# EXERCISE BRIEF:
Below is a listing to transcribe in full and exactly; keep the pictures out.
>> BEGIN
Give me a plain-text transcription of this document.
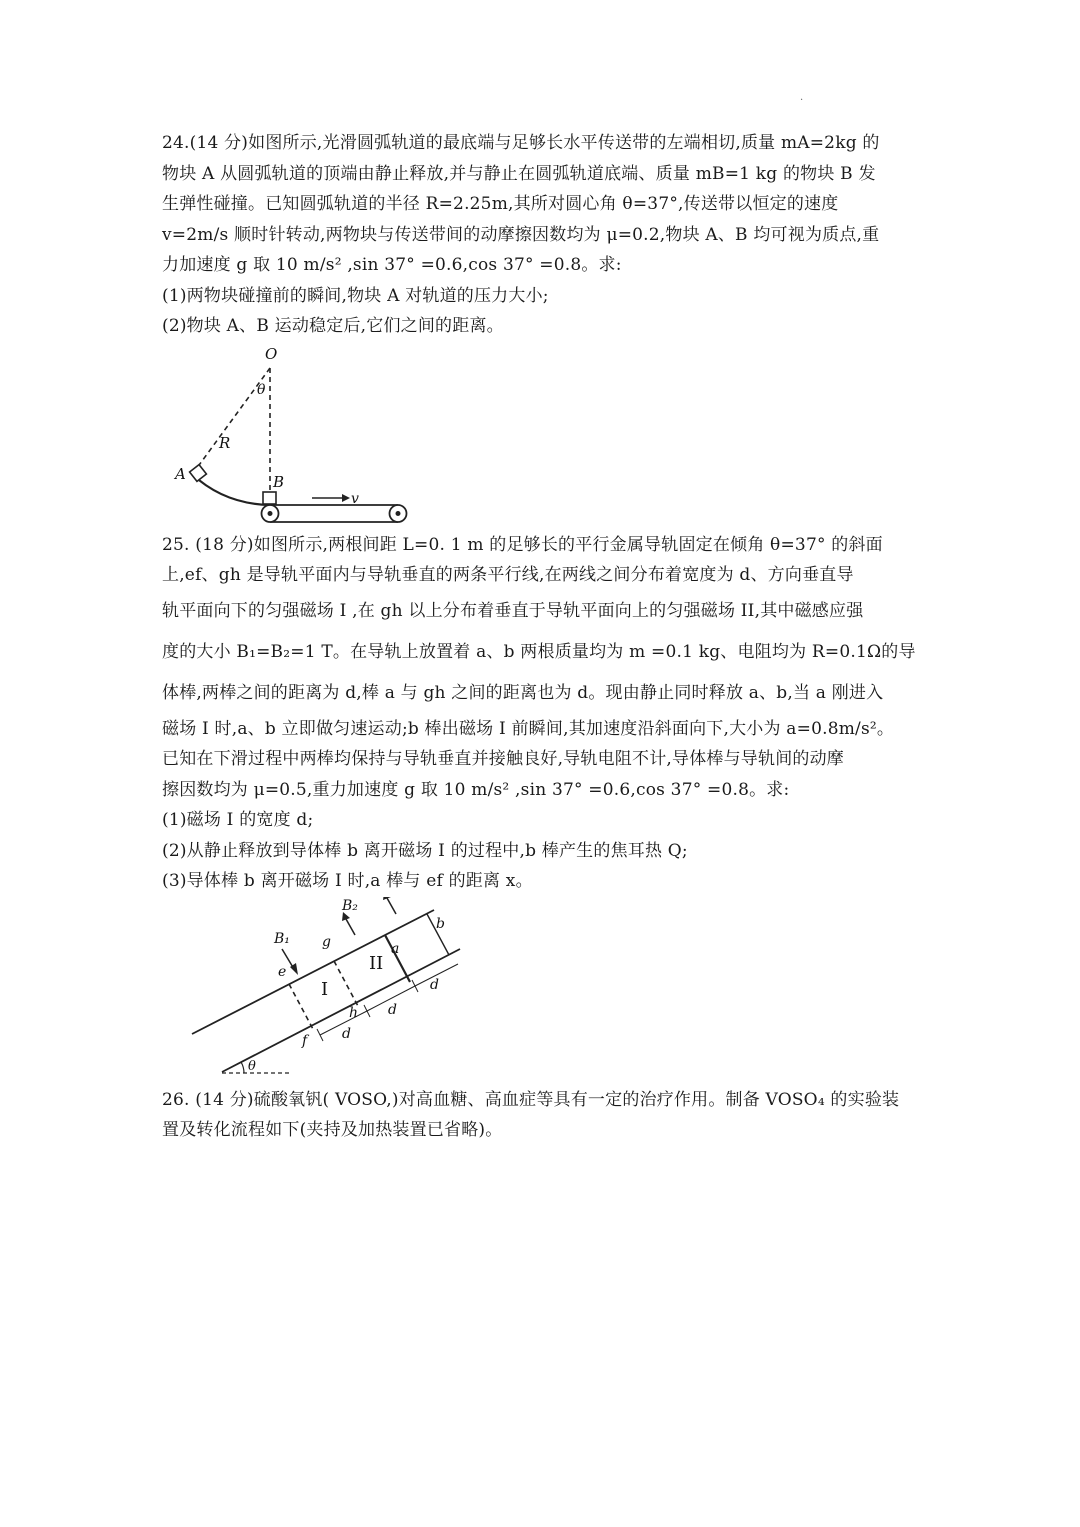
.
24.(14 分)如图所示,光滑圆弧轨道的最底端与足够长水平传送带的左端相切,质量 mA=2kg 的
物块 A 从圆弧轨道的顶端由静止释放,并与静止在圆弧轨道底端、质量 mB=1 kg 的物块 B 发
生弹性碰撞。已知圆弧轨道的半径 R=2.25m,其所对圆心角 θ=37°,传送带以恒定的速度
v=2m/s 顺时针转动,两物块与传送带间的动摩擦因数均为 μ=0.2,物块 A、B 均可视为质点,重
力加速度 g 取 10 m/s² ,sin 37° =0.6,cos 37° =0.8。求:
(1)两物块碰撞前的瞬间,物块 A 对轨道的压力大小;
(2)物块 A、B 运动稳定后,它们之间的距离。
O
θ
R
A	B
v
25. (18 分)如图所示,两根间距 L=0. 1 m 的足够长的平行金属导轨固定在倾角 θ=37° 的斜面
上,ef、gh 是导轨平面内与导轨垂直的两条平行线,在两线之间分布着宽度为 d、方向垂直导
轨平面向下的匀强磁场 I ,在 gh 以上分布着垂直于导轨平面向上的匀强磁场 II,其中磁感应强
度的大小 B₁=B₂=1 T。在导轨上放置着 a、b 两根质量均为 m =0.1 kg、电阻均为 R=0.1Ω的导
体棒,两棒之间的距离为 d,棒 a 与 gh 之间的距离也为 d。现由静止同时释放 a、b,当 a 刚进入
磁场 I 时,a、b 立即做匀速运动;b 棒出磁场 I 前瞬间,其加速度沿斜面向下,大小为 a=0.8m/s²。
已知在下滑过程中两棒均保持与导轨垂直并接触良好,导轨电阻不计,导体棒与导轨间的动摩
擦因数均为 μ=0.5,重力加速度 g 取 10 m/s² ,sin 37° =0.6,cos 37° =0.8。求:
(1)磁场 I 的宽度 d;
(2)从静止释放到导体棒 b 离开磁场 I 的过程中,b 棒产生的焦耳热 Q;
(3)导体棒 b 离开磁场 I 时,a 棒与 ef 的距离 x。
B₁
B₂
e
g
I
II
a
b
h
f d
d
d
θ
26. (14 分)硫酸氧钒( VOSO,)对高血糖、高血症等具有一定的治疗作用。制备 VOSO₄ 的实验装
置及转化流程如下(夹持及加热装置已省略)。
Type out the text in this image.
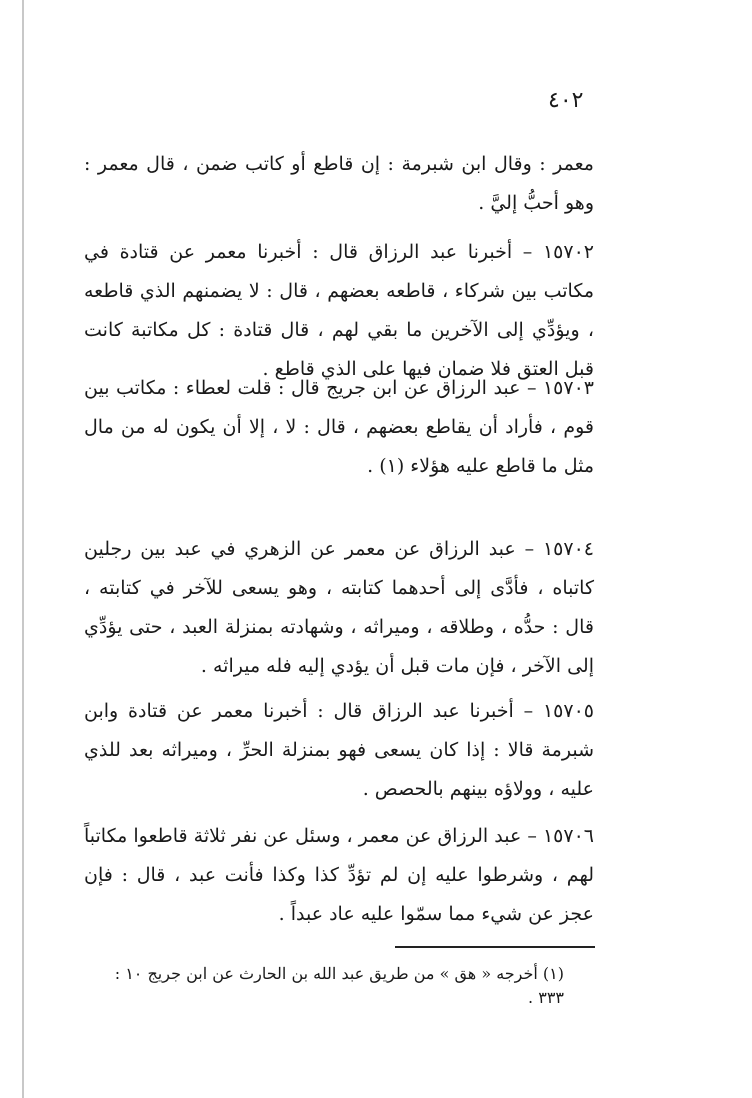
٤٠٢

معمر : وقال ابن شبرمة : إن قاطع أو كاتب ضمن ، قال معمر : وهو أحبُّ إليَّ .

١٥٧٠٢ – أخبرنا عبد الرزاق قال : أخبرنا معمر عن قتادة في مكاتب بين شركاء ، قاطعه بعضهم ، قال : لا يضمنهم الذي قاطعه ، ويؤدِّي إلى الآخرين ما بقي لهم ، قال قتادة : كل مكاتبة كانت قبل العتق فلا ضمان فيها على الذي قاطع .

١٥٧٠٣ – عبد الرزاق عن ابن جريج قال : قلت لعطاء : مكاتب بين قوم ، فأراد أن يقاطع بعضهم ، قال : لا ، إلا أن يكون له من مال مثل ما قاطع عليه هؤلاء (١) .

١٥٧٠٤ – عبد الرزاق عن معمر عن الزهري في عبد بين رجلين كاتباه ، فأدَّى إلى أحدهما كتابته ، وهو يسعى للآخر في كتابته ، قال : حدُّه ، وطلاقه ، وميراثه ، وشهادته بمنزلة العبد ، حتى يؤدِّي إلى الآخر ، فإن مات قبل أن يؤدي إليه فله ميراثه .

١٥٧٠٥ – أخبرنا عبد الرزاق قال : أخبرنا معمر عن قتادة وابن شبرمة قالا : إذا كان يسعى فهو بمنزلة الحرِّ ، وميراثه بعد للذي عليه ، وولاؤه بينهم بالحصص .

١٥٧٠٦ – عبد الرزاق عن معمر ، وسئل عن نفر ثلاثة قاطعوا مكاتباً لهم ، وشرطوا عليه إن لم تؤدِّ كذا وكذا فأنت عبد ، قال : فإن عجز عن شيء مما سمّوا عليه عاد عبداً .

(١) أخرجه « هق » من طريق عبد الله بن الحارث عن ابن جريج ١٠ : ٣٣٣ .
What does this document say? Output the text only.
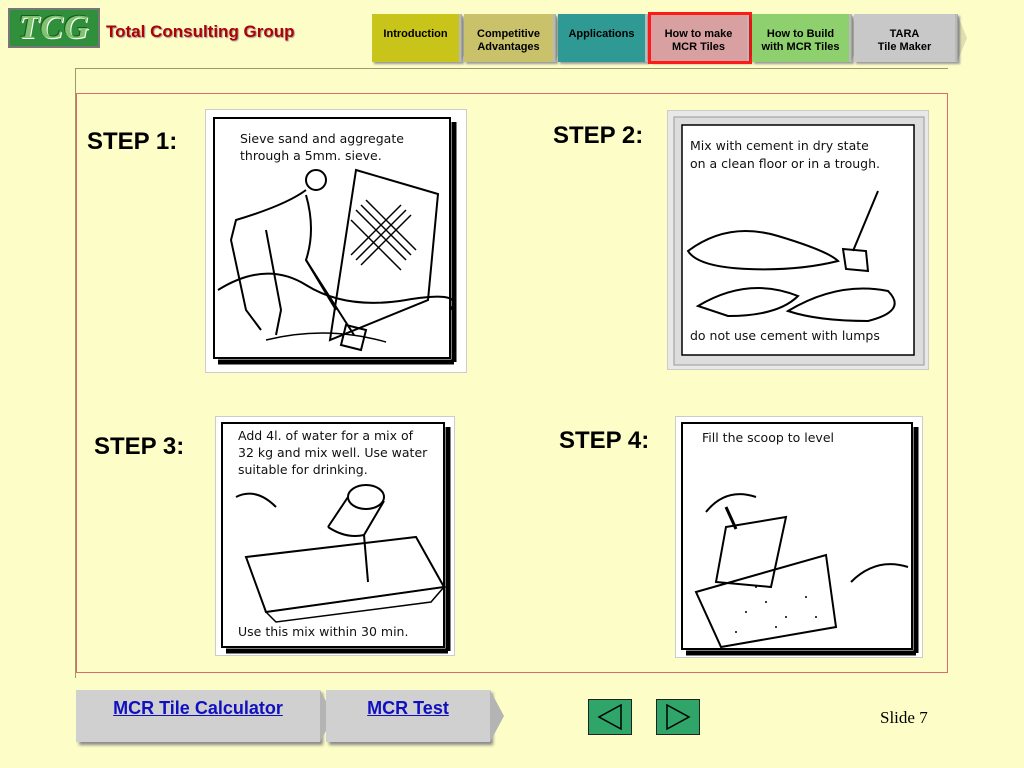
TCG Total Consulting Group	Introduction	Competitive
Advantages
Applications	How to make
MCR Tiles
How to Build
with MCR Tiles
TARA
Tile Maker
STEP 1:	Sieve sand and aggregate
through a 5mm. sieve.
STEP 2:	Mix with cement in dry state
on a clean floor or in a trough.
do not use cement with lumps
STEP 3:	Add 4l. of water for a mix of
32 kg and mix well. Use water
suitable for drinking.
Use this mix within 30 min.
STEP 4:	Fill the scoop to level
MCR Tile Calculator	MCR Test	Slide 7
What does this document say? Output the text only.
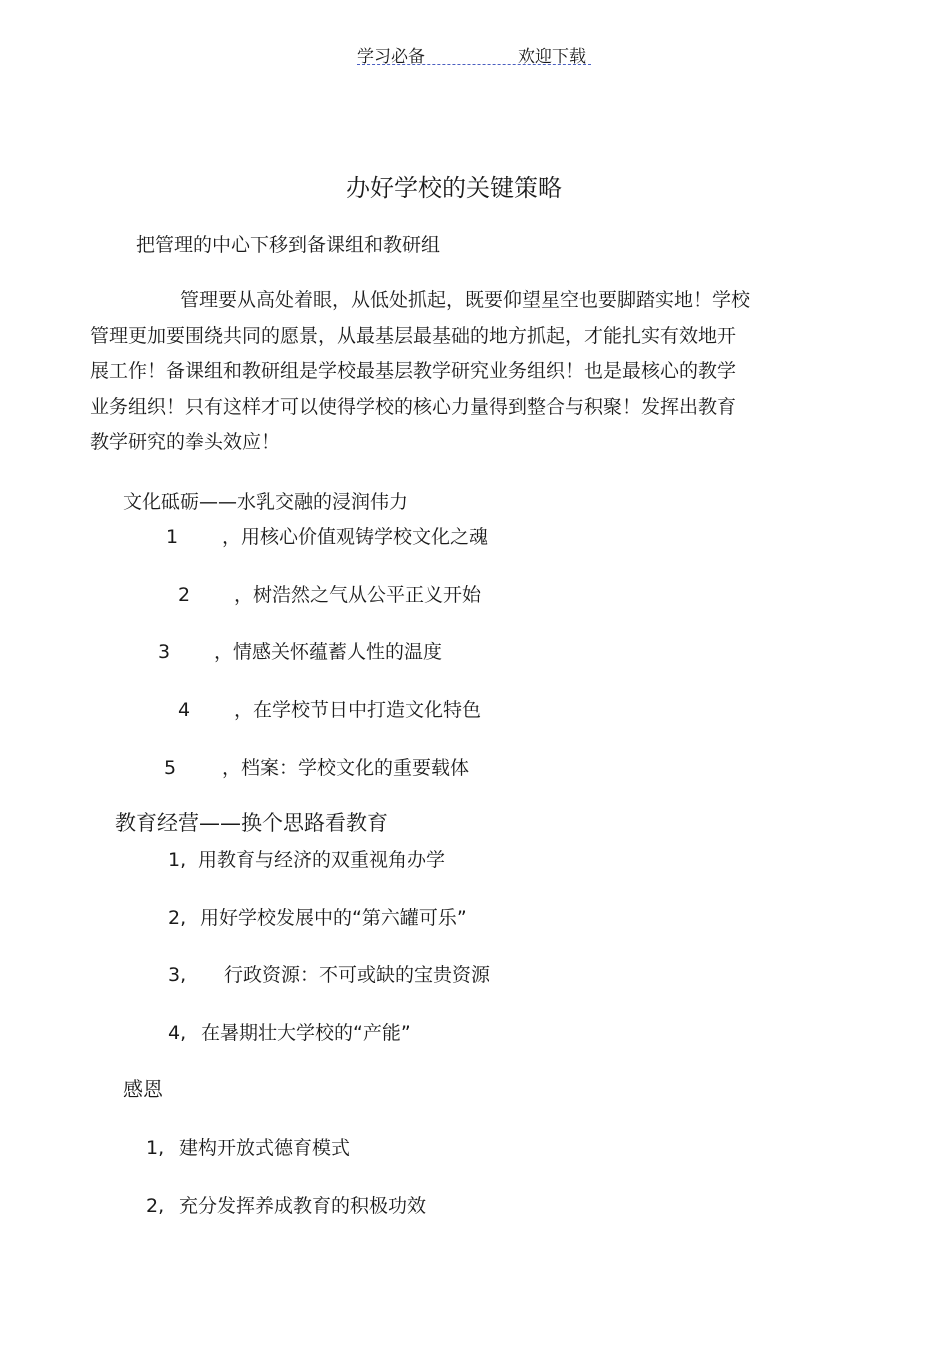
学习必备	欢迎下载
办好学校的关键策略
把管理的中心下移到备课组和教研组

管理要从高处着眼，从低处抓起，既要仰望星空也要脚踏实地！学校

管理更加要围绕共同的愿景，从最基层最基础的地方抓起，才能扎实有效地开

展工作！备课组和教研组是学校最基层教学研究业务组织！也是最核心的教学

业务组织！只有这样才可以使得学校的核心力量得到整合与积聚！发挥出教育

教学研究的拳头效应！

文化砥砺——水乳交融的浸润伟力
1 ，用核心价值观铸学校文化之魂
2 ，树浩然之气从公平正义开始
3 ，情感关怀蕴蓄人性的温度
4 ，在学校节日中打造文化特色
5 ，档案：学校文化的重要载体
教育经营——换个思路看教育
1, 用教育与经济的双重视角办学
2, 用好学校发展中的“第六罐可乐”
3, 行政资源：不可或缺的宝贵资源
4, 在暑期壮大学校的“产能”
感恩
1, 建构开放式德育模式
2, 充分发挥养成教育的积极功效
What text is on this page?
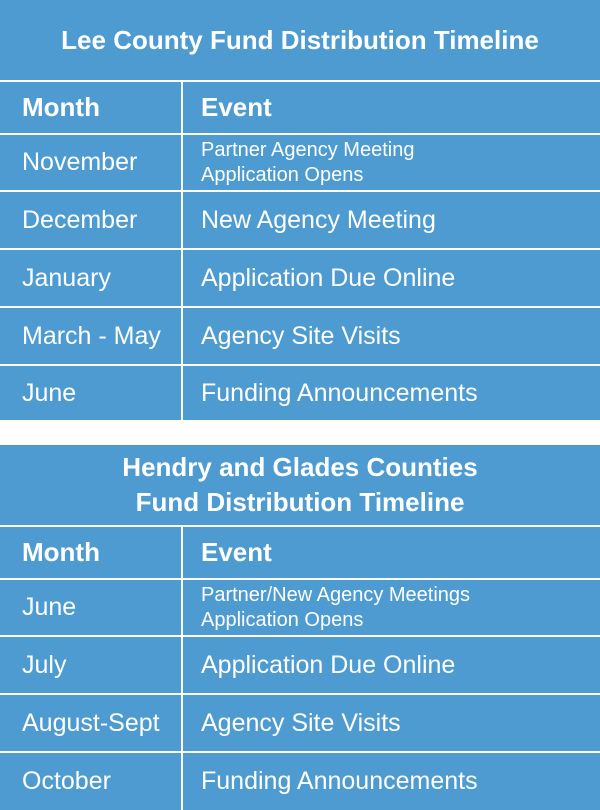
Lee County Fund Distribution Timeline
Month	Event
November	Partner Agency Meeting
Application Opens
December	New Agency Meeting
January	Application Due Online
March - May	Agency Site Visits
June	Funding Announcements
Hendry and Glades Counties
Fund Distribution Timeline
Month	Event
June	Partner/New Agency Meetings
Application Opens
July	Application Due Online
August-Sept	Agency Site Visits
October	Funding Announcements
>> END
# THE RESPONSE:
Give me a plain-text transcription of this document.
.
24.(14 分)如图所示,光滑圆弧轨道的最底端与足够长水平传送带的左端相切,质量 mA=2kg 的
物块 A 从圆弧轨道的顶端由静止释放,并与静止在圆弧轨道底端、质量 mB=1 kg 的物块 B 发
生弹性碰撞。已知圆弧轨道的半径 R=2.25m,其所对圆心角 θ=37°,传送带以恒定的速度
v=2m/s 顺时针转动,两物块与传送带间的动摩擦因数均为 μ=0.2,物块 A、B 均可视为质点,重
力加速度 g 取 10 m/s² ,sin 37° =0.6,cos 37° =0.8。求:
(1)两物块碰撞前的瞬间,物块 A 对轨道的压力大小;
(2)物块 A、B 运动稳定后,它们之间的距离。
O
θ
R
A	B
v
25. (18 分)如图所示,两根间距 L=0. 1 m 的足够长的平行金属导轨固定在倾角 θ=37° 的斜面
上,ef、gh 是导轨平面内与导轨垂直的两条平行线,在两线之间分布着宽度为 d、方向垂直导
轨平面向下的匀强磁场 I ,在 gh 以上分布着垂直于导轨平面向上的匀强磁场 II,其中磁感应强
度的大小 B₁=B₂=1 T。在导轨上放置着 a、b 两根质量均为 m =0.1 kg、电阻均为 R=0.1Ω的导
体棒,两棒之间的距离为 d,棒 a 与 gh 之间的距离也为 d。现由静止同时释放 a、b,当 a 刚进入
磁场 I 时,a、b 立即做匀速运动;b 棒出磁场 I 前瞬间,其加速度沿斜面向下,大小为 a=0.8m/s²。
已知在下滑过程中两棒均保持与导轨垂直并接触良好,导轨电阻不计,导体棒与导轨间的动摩
擦因数均为 μ=0.5,重力加速度 g 取 10 m/s² ,sin 37° =0.6,cos 37° =0.8。求:
(1)磁场 I 的宽度 d;
(2)从静止释放到导体棒 b 离开磁场 I 的过程中,b 棒产生的焦耳热 Q;
(3)导体棒 b 离开磁场 I 时,a 棒与 ef 的距离 x。
B₁
B₂
e
g
I
II
a
b
h
f d
d
d
θ
26. (14 分)硫酸氧钒( VOSO,)对高血糖、高血症等具有一定的治疗作用。制备 VOSO₄ 的实验装
置及转化流程如下(夹持及加热装置已省略)。
Type out the text in this image.
٤٠٢

معمر : وقال ابن شبرمة : إن قاطع أو كاتب ضمن ، قال معمر : وهو أحبُّ إليَّ .

١٥٧٠٢ – أخبرنا عبد الرزاق قال : أخبرنا معمر عن قتادة في مكاتب بين شركاء ، قاطعه بعضهم ، قال : لا يضمنهم الذي قاطعه ، ويؤدِّي إلى الآخرين ما بقي لهم ، قال قتادة : كل مكاتبة كانت قبل العتق فلا ضمان فيها على الذي قاطع .

١٥٧٠٣ – عبد الرزاق عن ابن جريج قال : قلت لعطاء : مكاتب بين قوم ، فأراد أن يقاطع بعضهم ، قال : لا ، إلا أن يكون له من مال مثل ما قاطع عليه هؤلاء (١) .

١٥٧٠٤ – عبد الرزاق عن معمر عن الزهري في عبد بين رجلين كاتباه ، فأدَّى إلى أحدهما كتابته ، وهو يسعى للآخر في كتابته ، قال : حدُّه ، وطلاقه ، وميراثه ، وشهادته بمنزلة العبد ، حتى يؤدِّي إلى الآخر ، فإن مات قبل أن يؤدي إليه فله ميراثه .

١٥٧٠٥ – أخبرنا عبد الرزاق قال : أخبرنا معمر عن قتادة وابن شبرمة قالا : إذا كان يسعى فهو بمنزلة الحرِّ ، وميراثه بعد للذي عليه ، وولاؤه بينهم بالحصص .

١٥٧٠٦ – عبد الرزاق عن معمر ، وسئل عن نفر ثلاثة قاطعوا مكاتباً لهم ، وشرطوا عليه إن لم تؤدِّ كذا وكذا فأنت عبد ، قال : فإن عجز عن شيء مما سمّوا عليه عاد عبداً .

(١) أخرجه « هق » من طريق عبد الله بن الحارث عن ابن جريج ١٠ : ٣٣٣ .
What does this document say? Output the text only.
TCG Total Consulting Group	Introduction	Competitive
Advantages
Applications	How to make
MCR Tiles
How to Build
with MCR Tiles
TARA
Tile Maker
STEP 1:	Sieve sand and aggregate
through a 5mm. sieve.
STEP 2:	Mix with cement in dry state
on a clean floor or in a trough.
do not use cement with lumps
STEP 3:	Add 4l. of water for a mix of
32 kg and mix well. Use water
suitable for drinking.
Use this mix within 30 min.
STEP 4:	Fill the scoop to level
MCR Tile Calculator	MCR Test	Slide 7
What does this document say? Output the text only.
学习必备	欢迎下载
办好学校的关键策略
把管理的中心下移到备课组和教研组

管理要从高处着眼，从低处抓起，既要仰望星空也要脚踏实地！学校

管理更加要围绕共同的愿景，从最基层最基础的地方抓起，才能扎实有效地开

展工作！备课组和教研组是学校最基层教学研究业务组织！也是最核心的教学

业务组织！只有这样才可以使得学校的核心力量得到整合与积聚！发挥出教育

教学研究的拳头效应！

文化砥砺——水乳交融的浸润伟力
1 ，用核心价值观铸学校文化之魂
2 ，树浩然之气从公平正义开始
3 ，情感关怀蕴蓄人性的温度
4 ，在学校节日中打造文化特色
5 ，档案：学校文化的重要载体
教育经营——换个思路看教育
1, 用教育与经济的双重视角办学
2, 用好学校发展中的“第六罐可乐”
3, 行政资源：不可或缺的宝贵资源
4, 在暑期壮大学校的“产能”
感恩
1, 建构开放式德育模式
2, 充分发挥养成教育的积极功效
What text is on this page?
Lee County Fund Distribution Timeline
Month	Event
November	Partner Agency Meeting
Application Opens
December	New Agency Meeting
January	Application Due Online
March - May	Agency Site Visits
June	Funding Announcements
Hendry and Glades Counties
Fund Distribution Timeline
Month	Event
June	Partner/New Agency Meetings
Application Opens
July	Application Due Online
August-Sept	Agency Site Visits
October	Funding Announcements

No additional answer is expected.